## Short exercise
Extract every line below, verbatim.

## Records to use

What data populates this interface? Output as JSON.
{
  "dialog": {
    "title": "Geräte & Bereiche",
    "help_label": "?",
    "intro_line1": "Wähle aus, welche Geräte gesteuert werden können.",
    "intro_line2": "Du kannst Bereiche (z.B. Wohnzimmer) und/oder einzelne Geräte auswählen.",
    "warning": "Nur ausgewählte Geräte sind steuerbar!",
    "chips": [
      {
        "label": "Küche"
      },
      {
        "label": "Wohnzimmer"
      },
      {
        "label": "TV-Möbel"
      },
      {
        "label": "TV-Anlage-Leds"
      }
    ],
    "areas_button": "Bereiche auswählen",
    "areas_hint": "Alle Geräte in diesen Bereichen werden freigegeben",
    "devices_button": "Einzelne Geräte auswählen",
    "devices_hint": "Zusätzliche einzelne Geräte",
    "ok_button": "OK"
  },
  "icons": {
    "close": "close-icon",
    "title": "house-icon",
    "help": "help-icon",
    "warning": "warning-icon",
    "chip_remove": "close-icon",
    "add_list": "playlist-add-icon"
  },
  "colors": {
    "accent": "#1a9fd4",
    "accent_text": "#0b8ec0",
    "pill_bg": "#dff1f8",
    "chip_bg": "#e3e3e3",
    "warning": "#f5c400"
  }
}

## Task response
What data populates this interface? Output as JSON.
{
  "dialog": {
    "title": "Geräte & Bereiche",
    "help_label": "?",
    "intro_line1": "Wähle aus, welche Geräte gesteuert werden können.",
    "intro_line2": "Du kannst Bereiche (z.B. Wohnzimmer) und/oder einzelne Geräte auswählen.",
    "warning": "Nur ausgewählte Geräte sind steuerbar!",
    "chips": [
      {
        "label": "Küche"
      },
      {
        "label": "Wohnzimmer"
      },
      {
        "label": "TV-Möbel"
      },
      {
        "label": "TV-Anlage-Leds"
      }
    ],
    "areas_button": "Bereiche auswählen",
    "areas_hint": "Alle Geräte in diesen Bereichen werden freigegeben",
    "devices_button": "Einzelne Geräte auswählen",
    "devices_hint": "Zusätzliche einzelne Geräte",
    "ok_button": "OK"
  },
  "icons": {
    "close": "close-icon",
    "title": "house-icon",
    "help": "help-icon",
    "warning": "warning-icon",
    "chip_remove": "close-icon",
    "add_list": "playlist-add-icon"
  },
  "colors": {
    "accent": "#1a9fd4",
    "accent_text": "#0b8ec0",
    "pill_bg": "#dff1f8",
    "chip_bg": "#e3e3e3",
    "warning": "#f5c400"
  }
}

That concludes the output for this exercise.